Copy out the rows below again with "No. at risk" swapped for "Number at risk" and everything else left the same. Leave the pictures out.

▶ [Supplied records]:

□ □ □ □ □

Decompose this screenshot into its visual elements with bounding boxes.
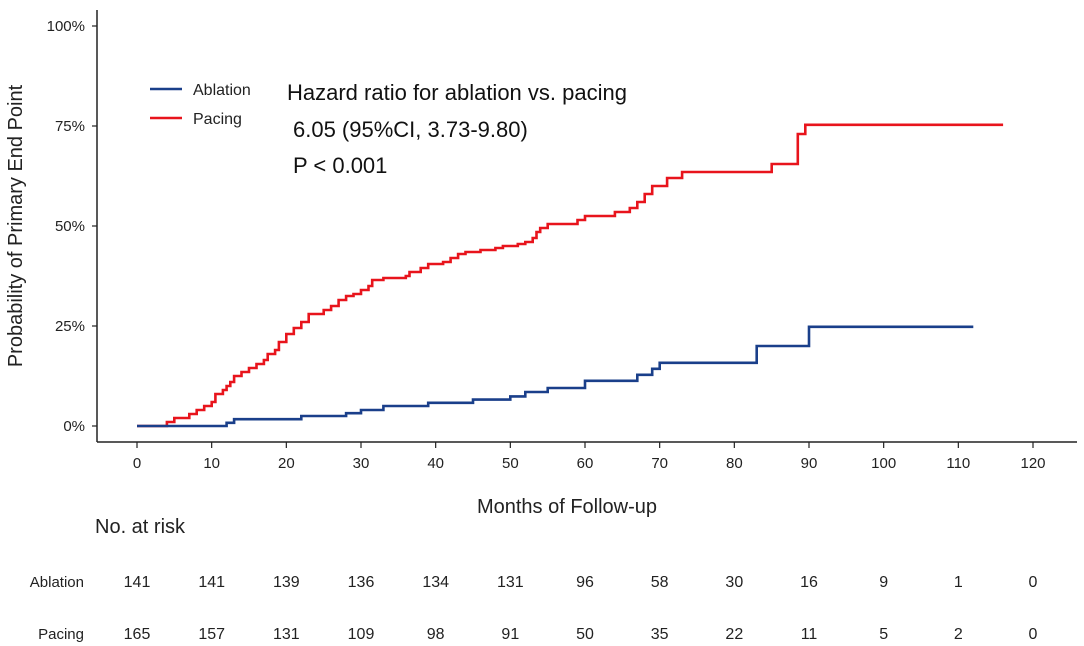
- x-tick-label: 40: [427, 455, 444, 472]
- risk-cell: 165: [124, 626, 151, 643]
- risk-cell: 134: [422, 574, 449, 591]
- risk-cell: 22: [725, 626, 743, 643]
- x-tick-label: 90: [801, 455, 818, 472]
- annotation-line-3: P < 0.001: [293, 153, 387, 178]
- risk-cell: 9: [879, 574, 888, 591]
- x-tick-label: 70: [651, 455, 668, 472]
- y-axis-title: Probability of Primary End Point: [5, 84, 27, 367]
- y-tick-label: 75%: [55, 118, 85, 135]
- risk-row-label-pacing: Pacing: [38, 626, 84, 643]
- risk-cell: 98: [427, 626, 445, 643]
- risk-cell: 96: [576, 574, 594, 591]
- risk-cell: 50: [576, 626, 594, 643]
- annotation-line-1: Hazard ratio for ablation vs. pacing: [287, 80, 627, 105]
- x-tick-label: 0: [133, 455, 141, 472]
- legend-label-ablation: Ablation: [193, 82, 251, 99]
- y-tick-label: 0%: [63, 418, 85, 435]
- risk-cell: 0: [1029, 626, 1038, 643]
- legend: Ablation Pacing: [150, 82, 251, 128]
- risk-cell: 16: [800, 574, 818, 591]
- x-tick-label: 120: [1020, 455, 1045, 472]
- x-tick-label: 50: [502, 455, 519, 472]
- series-lines: [137, 123, 1004, 428]
- x-tick-label: 110: [946, 455, 970, 472]
- risk-cell: 5: [879, 626, 888, 643]
- x-tick-label: 100: [871, 455, 896, 472]
- x-tick-label: 30: [353, 455, 370, 472]
- risk-cell: 91: [501, 626, 519, 643]
- risk-cell: 0: [1029, 574, 1038, 591]
- risk-row-label-ablation: Ablation: [30, 574, 84, 591]
- risk-cell: 141: [124, 574, 151, 591]
- risk-cell: 157: [198, 626, 225, 643]
- risk-cell: 139: [273, 574, 300, 591]
- series-line-ablation: [137, 325, 974, 428]
- x-ticks: 0 10 20 30 40 50 60 70 80 90 100 110 120: [133, 442, 1046, 472]
- risk-cell: 2: [954, 626, 963, 643]
- risk-cell: 1: [954, 574, 963, 591]
- risk-cell: 136: [348, 574, 375, 591]
- y-ticks: 0% 25% 50% 75% 100%: [47, 18, 97, 435]
- risk-cell: 58: [651, 574, 669, 591]
- hazard-annotation: Hazard ratio for ablation vs. pacing 6.0…: [287, 80, 627, 178]
- risk-table: Ablation 141 141 139 136 134 131 96 58 30 16 9 1 0Pac…: [30, 574, 1038, 643]
- annotation-line-2: 6.05 (95%CI, 3.73-9.80): [293, 117, 528, 142]
- risk-table-title: No. at risk: [95, 516, 186, 538]
- y-tick-label: 50%: [55, 218, 85, 235]
- risk-cell: 131: [273, 626, 300, 643]
- risk-cell: 30: [725, 574, 743, 591]
- risk-cell: 11: [801, 626, 818, 643]
- legend-label-pacing: Pacing: [193, 111, 242, 128]
- y-tick-label: 25%: [55, 318, 85, 335]
- risk-cell: 141: [198, 574, 225, 591]
- series-line-pacing: [137, 123, 1004, 428]
- risk-cell: 131: [497, 574, 524, 591]
- y-tick-label: 100%: [47, 18, 85, 35]
- x-axis-title: Months of Follow-up: [477, 496, 657, 518]
- x-tick-label: 60: [577, 455, 594, 472]
- risk-cell: 35: [651, 626, 669, 643]
- x-tick-label: 80: [726, 455, 743, 472]
- x-tick-label: 20: [278, 455, 295, 472]
- risk-cell: 109: [348, 626, 375, 643]
- x-tick-label: 10: [203, 455, 220, 472]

□ □ □ □ □

▶ [Task result]:
Decompose this screenshot into its visual elements with bounding boxes.
- x-tick-label: 40: [427, 455, 444, 472]
- risk-cell: 165: [124, 626, 151, 643]
- risk-cell: 134: [422, 574, 449, 591]
- risk-cell: 22: [725, 626, 743, 643]
- x-tick-label: 90: [801, 455, 818, 472]
- annotation-line-3: P < 0.001: [293, 153, 387, 178]
- risk-cell: 9: [879, 574, 888, 591]
- x-tick-label: 70: [651, 455, 668, 472]
- y-axis-title: Probability of Primary End Point: [5, 84, 27, 367]
- y-tick-label: 75%: [55, 118, 85, 135]
- risk-row-label-pacing: Pacing: [38, 626, 84, 643]
- risk-cell: 98: [427, 626, 445, 643]
- risk-cell: 96: [576, 574, 594, 591]
- risk-cell: 50: [576, 626, 594, 643]
- annotation-line-1: Hazard ratio for ablation vs. pacing: [287, 80, 627, 105]
- x-tick-label: 0: [133, 455, 141, 472]
- legend-label-ablation: Ablation: [193, 82, 251, 99]
- y-tick-label: 0%: [63, 418, 85, 435]
- risk-cell: 0: [1029, 626, 1038, 643]
- legend: Ablation Pacing: [150, 82, 251, 128]
- risk-cell: 16: [800, 574, 818, 591]
- x-tick-label: 120: [1020, 455, 1045, 472]
- x-tick-label: 50: [502, 455, 519, 472]
- series-lines: [137, 123, 1004, 428]
- x-tick-label: 110: [946, 455, 970, 472]
- risk-cell: 5: [879, 626, 888, 643]
- x-tick-label: 100: [871, 455, 896, 472]
- x-tick-label: 30: [353, 455, 370, 472]
- risk-cell: 91: [501, 626, 519, 643]
- risk-cell: 0: [1029, 574, 1038, 591]
- risk-row-label-ablation: Ablation: [30, 574, 84, 591]
- risk-cell: 141: [124, 574, 151, 591]
- risk-cell: 157: [198, 626, 225, 643]
- risk-cell: 139: [273, 574, 300, 591]
- series-line-ablation: [137, 325, 974, 428]
- x-ticks: 0 10 20 30 40 50 60 70 80 90 100 110 120: [133, 442, 1046, 472]
- risk-cell: 2: [954, 626, 963, 643]
- risk-cell: 1: [954, 574, 963, 591]
- risk-cell: 136: [348, 574, 375, 591]
- y-ticks: 0% 25% 50% 75% 100%: [47, 18, 97, 435]
- risk-cell: 58: [651, 574, 669, 591]
- hazard-annotation: Hazard ratio for ablation vs. pacing 6.0…: [287, 80, 627, 178]
- risk-table: Ablation 141 141 139 136 134 131 96 58 30 16 9 1 0Pac…: [30, 574, 1038, 643]
- annotation-line-2: 6.05 (95%CI, 3.73-9.80): [293, 117, 528, 142]
- risk-table-title: Number at risk: [95, 516, 186, 538]
- y-tick-label: 50%: [55, 218, 85, 235]
- risk-cell: 131: [273, 626, 300, 643]
- risk-cell: 30: [725, 574, 743, 591]
- risk-cell: 11: [801, 626, 818, 643]
- legend-label-pacing: Pacing: [193, 111, 242, 128]
- y-tick-label: 25%: [55, 318, 85, 335]
- risk-cell: 141: [198, 574, 225, 591]
- series-line-pacing: [137, 123, 1004, 428]
- risk-cell: 131: [497, 574, 524, 591]
- y-tick-label: 100%: [47, 18, 85, 35]
- x-axis-title: Months of Follow-up: [477, 496, 657, 518]
- x-tick-label: 60: [577, 455, 594, 472]
- risk-cell: 35: [651, 626, 669, 643]
- x-tick-label: 80: [726, 455, 743, 472]
- x-tick-label: 20: [278, 455, 295, 472]
- risk-cell: 109: [348, 626, 375, 643]
- x-tick-label: 10: [203, 455, 220, 472]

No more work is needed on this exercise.